*** DATA EXTRACTS Section Begins ***
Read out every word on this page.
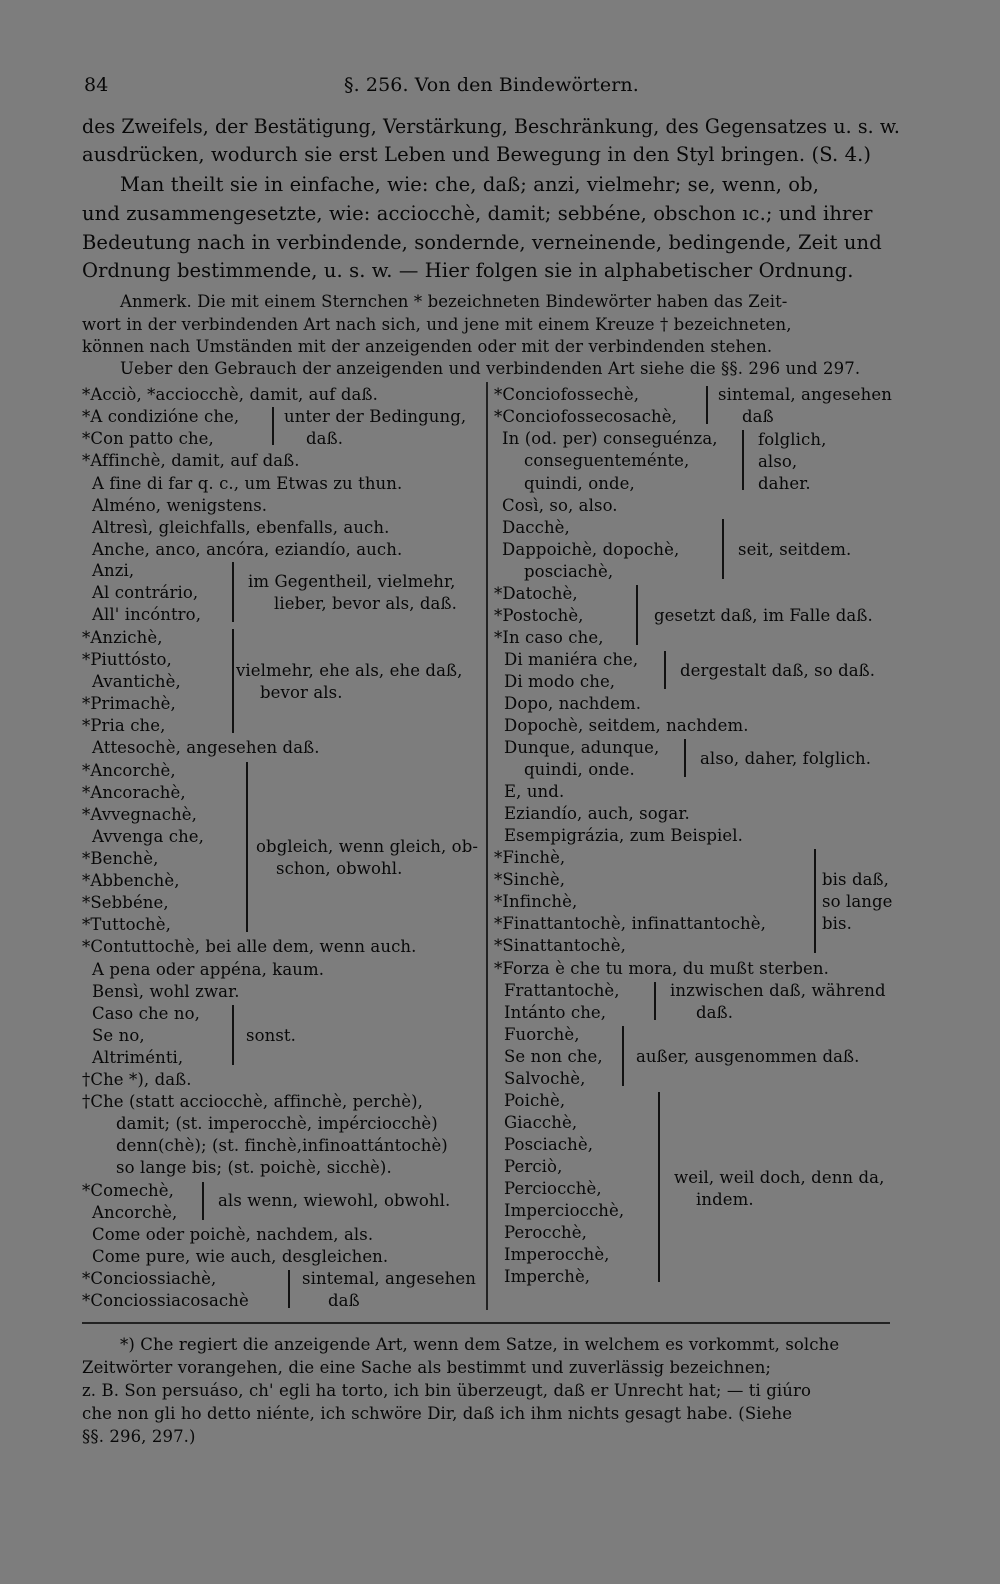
84	§. 256. Von den Bindewörtern.
des Zweifels, der Bestätigung, Verstärkung, Beschränkung, des Gegensatzes u. s. w.
ausdrücken, wodurch sie erst Leben und Bewegung in den Styl bringen. (S. 4.)
Man theilt sie in einfache, wie: che, daß; anzi, vielmehr; se, wenn, ob,
und zusammengesetzte, wie: acciocchè, damit; sebbéne, obschon ıc.; und ihrer
Bedeutung nach in verbindende, sondernde, verneinende, bedingende, Zeit und
Ordnung bestimmende, u. s. w. — Hier folgen sie in alphabetischer Ordnung.
Anmerk. Die mit einem Sternchen * bezeichneten Bindewörter haben das Zeit-
wort in der verbindenden Art nach sich, und jene mit einem Kreuze † bezeichneten,
können nach Umständen mit der anzeigenden oder mit der verbindenden stehen.
Ueber den Gebrauch der anzeigenden und verbindenden Art siehe die §§. 296 und 297.
*Acciò, *acciocchè, damit, auf daß.
*A condizióne che,
*Con patto che,
*Affinchè, damit, auf daß.
A fine di far q. c., um Etwas zu thun.
Alméno, wenigstens.
Altresì, gleichfalls, ebenfalls, auch.
Anche, anco, ancóra, eziandío, auch.
Anzi,
Al contrário,
All' incóntro,
*Anzichè,
*Piuttósto,
Avantichè,
*Primachè,
*Pria che,
Attesochè, angesehen daß.
*Ancorchè,
*Ancorachè,
*Avvegnachè,
Avvenga che,
*Benchè,
*Abbenchè,
*Sebbéne,
*Tuttochè,
*Contuttochè, bei alle dem, wenn auch.
A pena oder appéna, kaum.
Bensì, wohl zwar.
Caso che no,
Se no,
Altriménti,
†Che *), daß.
†Che (statt acciocchè, affinchè, perchè),
damit; (st. imperocchè, impérciocchè)
denn(chè); (st. finchè,infinoattántochè)
so lange bis; (st. poichè, sicchè).
*Comechè,
Ancorchè,
Come oder poichè, nachdem, als.
Come pure, wie auch, desgleichen.
*Conciossiachè,
*Conciossiacosachè
unter der Bedingung,
daß.
im Gegentheil, vielmehr,
lieber, bevor als, daß.
vielmehr, ehe als, ehe daß,
bevor als.
obgleich, wenn gleich, ob-
schon, obwohl.
sonst.
als wenn, wiewohl, obwohl.
sintemal, angesehen
daß
*Conciofossechè,
*Conciofossecosachè,
In (od. per) conseguénza,
conseguenteménte,
quindi, onde,
Così, so, also.
Dacchè,
Dappoichè, dopochè,
posciachè,
*Datochè,
*Postochè,
*In caso che,
Di maniéra che,
Di modo che,
Dopo, nachdem.
Dopochè, seitdem, nachdem.
Dunque, adunque,
quindi, onde.
E, und.
Eziandío, auch, sogar.
Esempigrázia, zum Beispiel.
*Finchè,
*Sinchè,
*Infinchè,
*Finattantochè, infinattantochè,
*Sinattantochè,
*Forza è che tu mora, du mußt sterben.
Frattantochè,
Intánto che,
Fuorchè,
Se non che,
Salvochè,
Poichè,
Giacchè,
Posciachè,
Perciò,
Perciocchè,
Imperciocchè,
Perocchè,
Imperocchè,
Imperchè,
sintemal, angesehen
daß
folglich,
also,
daher.
seit, seitdem.
gesetzt daß, im Falle daß.
dergestalt daß, so daß.
also, daher, folglich.
bis daß,
so lange
bis.
inzwischen daß, während
daß.
außer, ausgenommen daß.
weil, weil doch, denn da,
indem.
*) Che regiert die anzeigende Art, wenn dem Satze, in welchem es vorkommt, solche
Zeitwörter vorangehen, die eine Sache als bestimmt und zuverlässig bezeichnen;
z. B. Son persuáso, ch' egli ha torto, ich bin überzeugt, daß er Unrecht hat; — ti giúro
che non gli ho detto niénte, ich schwöre Dir, daß ich ihm nichts gesagt habe. (Siehe
§§. 296, 297.)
*** DATA EXTRACTS Section Ends ***
### ASSIGNED TASK
Filter the records for lines holding the string "verbindenden". Copy each one.

### ANSWER SECTION
wort in der verbindenden Art nach sich, und jene mit einem Kreuze † bezeichneten,
können nach Umständen mit der anzeigenden oder mit der verbindenden stehen.
Ueber den Gebrauch der anzeigenden und verbindenden Art siehe die §§. 296 und 297.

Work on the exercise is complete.